→ Prompt
Every record here should be printed again exactly.

→ Stored items
>> START
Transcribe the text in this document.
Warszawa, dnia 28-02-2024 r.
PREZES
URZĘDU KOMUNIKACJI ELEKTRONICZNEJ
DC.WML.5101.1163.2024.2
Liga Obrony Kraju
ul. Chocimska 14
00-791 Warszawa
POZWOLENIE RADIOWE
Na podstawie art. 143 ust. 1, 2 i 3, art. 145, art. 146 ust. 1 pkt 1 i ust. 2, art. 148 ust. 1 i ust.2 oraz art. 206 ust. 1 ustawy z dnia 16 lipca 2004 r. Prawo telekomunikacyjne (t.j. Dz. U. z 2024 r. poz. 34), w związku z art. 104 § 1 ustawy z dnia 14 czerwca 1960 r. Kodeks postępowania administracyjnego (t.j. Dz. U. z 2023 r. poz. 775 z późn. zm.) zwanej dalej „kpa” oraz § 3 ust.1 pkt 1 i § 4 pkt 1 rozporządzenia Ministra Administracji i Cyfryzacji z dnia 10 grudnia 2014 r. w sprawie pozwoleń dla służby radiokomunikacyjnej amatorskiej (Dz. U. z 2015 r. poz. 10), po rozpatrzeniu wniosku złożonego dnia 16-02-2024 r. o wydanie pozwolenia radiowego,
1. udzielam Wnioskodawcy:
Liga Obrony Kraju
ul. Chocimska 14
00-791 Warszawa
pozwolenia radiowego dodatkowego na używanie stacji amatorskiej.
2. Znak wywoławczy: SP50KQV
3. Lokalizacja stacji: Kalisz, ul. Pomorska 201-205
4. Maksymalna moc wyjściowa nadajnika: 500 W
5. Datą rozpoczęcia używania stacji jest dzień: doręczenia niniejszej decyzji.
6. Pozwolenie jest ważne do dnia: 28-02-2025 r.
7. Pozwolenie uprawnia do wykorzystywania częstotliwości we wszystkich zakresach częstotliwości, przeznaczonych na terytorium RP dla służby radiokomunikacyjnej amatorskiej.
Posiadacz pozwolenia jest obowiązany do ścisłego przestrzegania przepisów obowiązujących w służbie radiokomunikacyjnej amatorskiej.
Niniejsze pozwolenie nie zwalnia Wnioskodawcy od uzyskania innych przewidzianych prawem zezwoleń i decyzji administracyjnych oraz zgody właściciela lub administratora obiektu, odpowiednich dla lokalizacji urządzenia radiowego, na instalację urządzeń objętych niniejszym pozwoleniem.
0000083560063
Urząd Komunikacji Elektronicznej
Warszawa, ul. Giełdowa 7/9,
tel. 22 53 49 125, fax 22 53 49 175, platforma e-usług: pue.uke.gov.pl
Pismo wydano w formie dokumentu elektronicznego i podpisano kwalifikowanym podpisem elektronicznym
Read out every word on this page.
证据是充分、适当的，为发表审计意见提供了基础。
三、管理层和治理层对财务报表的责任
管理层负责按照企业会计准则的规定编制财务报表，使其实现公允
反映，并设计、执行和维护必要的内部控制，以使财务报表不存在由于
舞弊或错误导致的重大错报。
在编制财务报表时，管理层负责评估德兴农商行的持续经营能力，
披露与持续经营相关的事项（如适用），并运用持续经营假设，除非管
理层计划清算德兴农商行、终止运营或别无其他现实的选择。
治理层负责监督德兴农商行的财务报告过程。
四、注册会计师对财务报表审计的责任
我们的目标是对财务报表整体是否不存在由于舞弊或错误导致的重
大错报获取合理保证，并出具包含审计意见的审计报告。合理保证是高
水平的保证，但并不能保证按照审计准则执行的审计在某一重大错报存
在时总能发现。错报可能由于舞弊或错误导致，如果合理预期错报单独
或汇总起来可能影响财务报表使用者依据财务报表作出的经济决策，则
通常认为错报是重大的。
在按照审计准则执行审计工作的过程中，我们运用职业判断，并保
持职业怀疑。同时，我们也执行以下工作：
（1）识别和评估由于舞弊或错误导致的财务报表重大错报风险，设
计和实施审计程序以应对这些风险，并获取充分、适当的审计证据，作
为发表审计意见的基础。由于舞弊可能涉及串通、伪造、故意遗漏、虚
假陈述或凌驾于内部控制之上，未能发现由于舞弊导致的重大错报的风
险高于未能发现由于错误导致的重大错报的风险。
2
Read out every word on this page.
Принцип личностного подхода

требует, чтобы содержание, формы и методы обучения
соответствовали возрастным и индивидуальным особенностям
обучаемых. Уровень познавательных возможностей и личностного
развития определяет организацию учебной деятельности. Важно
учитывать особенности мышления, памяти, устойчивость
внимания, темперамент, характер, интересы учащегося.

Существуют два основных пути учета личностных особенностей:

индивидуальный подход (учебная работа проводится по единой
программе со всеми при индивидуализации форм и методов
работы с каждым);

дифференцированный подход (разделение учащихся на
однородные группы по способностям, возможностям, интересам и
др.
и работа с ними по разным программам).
>> END
→ Exercise response
Transcribe the text in this document.
Warszawa, dnia 28-02-2024 r.
PREZES
URZĘDU KOMUNIKACJI ELEKTRONICZNEJ
DC.WML.5101.1163.2024.2
Liga Obrony Kraju
ul. Chocimska 14
00-791 Warszawa
POZWOLENIE RADIOWE
Na podstawie art. 143 ust. 1, 2 i 3, art. 145, art. 146 ust. 1 pkt 1 i ust. 2, art. 148 ust. 1 i ust.2 oraz art. 206 ust. 1 ustawy z dnia 16 lipca 2004 r. Prawo telekomunikacyjne (t.j. Dz. U. z 2024 r. poz. 34), w związku z art. 104 § 1 ustawy z dnia 14 czerwca 1960 r. Kodeks postępowania administracyjnego (t.j. Dz. U. z 2023 r. poz. 775 z późn. zm.) zwanej dalej „kpa” oraz § 3 ust.1 pkt 1 i § 4 pkt 1 rozporządzenia Ministra Administracji i Cyfryzacji z dnia 10 grudnia 2014 r. w sprawie pozwoleń dla służby radiokomunikacyjnej amatorskiej (Dz. U. z 2015 r. poz. 10), po rozpatrzeniu wniosku złożonego dnia 16-02-2024 r. o wydanie pozwolenia radiowego,
1. udzielam Wnioskodawcy:
Liga Obrony Kraju
ul. Chocimska 14
00-791 Warszawa
pozwolenia radiowego dodatkowego na używanie stacji amatorskiej.
2. Znak wywoławczy: SP50KQV
3. Lokalizacja stacji: Kalisz, ul. Pomorska 201-205
4. Maksymalna moc wyjściowa nadajnika: 500 W
5. Datą rozpoczęcia używania stacji jest dzień: doręczenia niniejszej decyzji.
6. Pozwolenie jest ważne do dnia: 28-02-2025 r.
7. Pozwolenie uprawnia do wykorzystywania częstotliwości we wszystkich zakresach częstotliwości, przeznaczonych na terytorium RP dla służby radiokomunikacyjnej amatorskiej.
Posiadacz pozwolenia jest obowiązany do ścisłego przestrzegania przepisów obowiązujących w służbie radiokomunikacyjnej amatorskiej.
Niniejsze pozwolenie nie zwalnia Wnioskodawcy od uzyskania innych przewidzianych prawem zezwoleń i decyzji administracyjnych oraz zgody właściciela lub administratora obiektu, odpowiednich dla lokalizacji urządzenia radiowego, na instalację urządzeń objętych niniejszym pozwoleniem.
0000083560063
Urząd Komunikacji Elektronicznej
Warszawa, ul. Giełdowa 7/9,
tel. 22 53 49 125, fax 22 53 49 175, platforma e-usług: pue.uke.gov.pl
Pismo wydano w formie dokumentu elektronicznego i podpisano kwalifikowanym podpisem elektronicznym
Read out every word on this page.
证据是充分、适当的，为发表审计意见提供了基础。
三、管理层和治理层对财务报表的责任
管理层负责按照企业会计准则的规定编制财务报表，使其实现公允
反映，并设计、执行和维护必要的内部控制，以使财务报表不存在由于
舞弊或错误导致的重大错报。
在编制财务报表时，管理层负责评估德兴农商行的持续经营能力，
披露与持续经营相关的事项（如适用），并运用持续经营假设，除非管
理层计划清算德兴农商行、终止运营或别无其他现实的选择。
治理层负责监督德兴农商行的财务报告过程。
四、注册会计师对财务报表审计的责任
我们的目标是对财务报表整体是否不存在由于舞弊或错误导致的重
大错报获取合理保证，并出具包含审计意见的审计报告。合理保证是高
水平的保证，但并不能保证按照审计准则执行的审计在某一重大错报存
在时总能发现。错报可能由于舞弊或错误导致，如果合理预期错报单独
或汇总起来可能影响财务报表使用者依据财务报表作出的经济决策，则
通常认为错报是重大的。
在按照审计准则执行审计工作的过程中，我们运用职业判断，并保
持职业怀疑。同时，我们也执行以下工作：
（1）识别和评估由于舞弊或错误导致的财务报表重大错报风险，设
计和实施审计程序以应对这些风险，并获取充分、适当的审计证据，作
为发表审计意见的基础。由于舞弊可能涉及串通、伪造、故意遗漏、虚
假陈述或凌驾于内部控制之上，未能发现由于舞弊导致的重大错报的风
险高于未能发现由于错误导致的重大错报的风险。
2
Read out every word on this page.
Принцип личностного подхода

требует, чтобы содержание, формы и методы обучения
соответствовали возрастным и индивидуальным особенностям
обучаемых. Уровень познавательных возможностей и личностного
развития определяет организацию учебной деятельности. Важно
учитывать особенности мышления, памяти, устойчивость
внимания, темперамент, характер, интересы учащегося.

Существуют два основных пути учета личностных особенностей:

индивидуальный подход (учебная работа проводится по единой
программе со всеми при индивидуализации форм и методов
работы с каждым);

дифференцированный подход (разделение учащихся на
однородные группы по способностям, возможностям, интересам и
др.
и работа с ними по разным программам).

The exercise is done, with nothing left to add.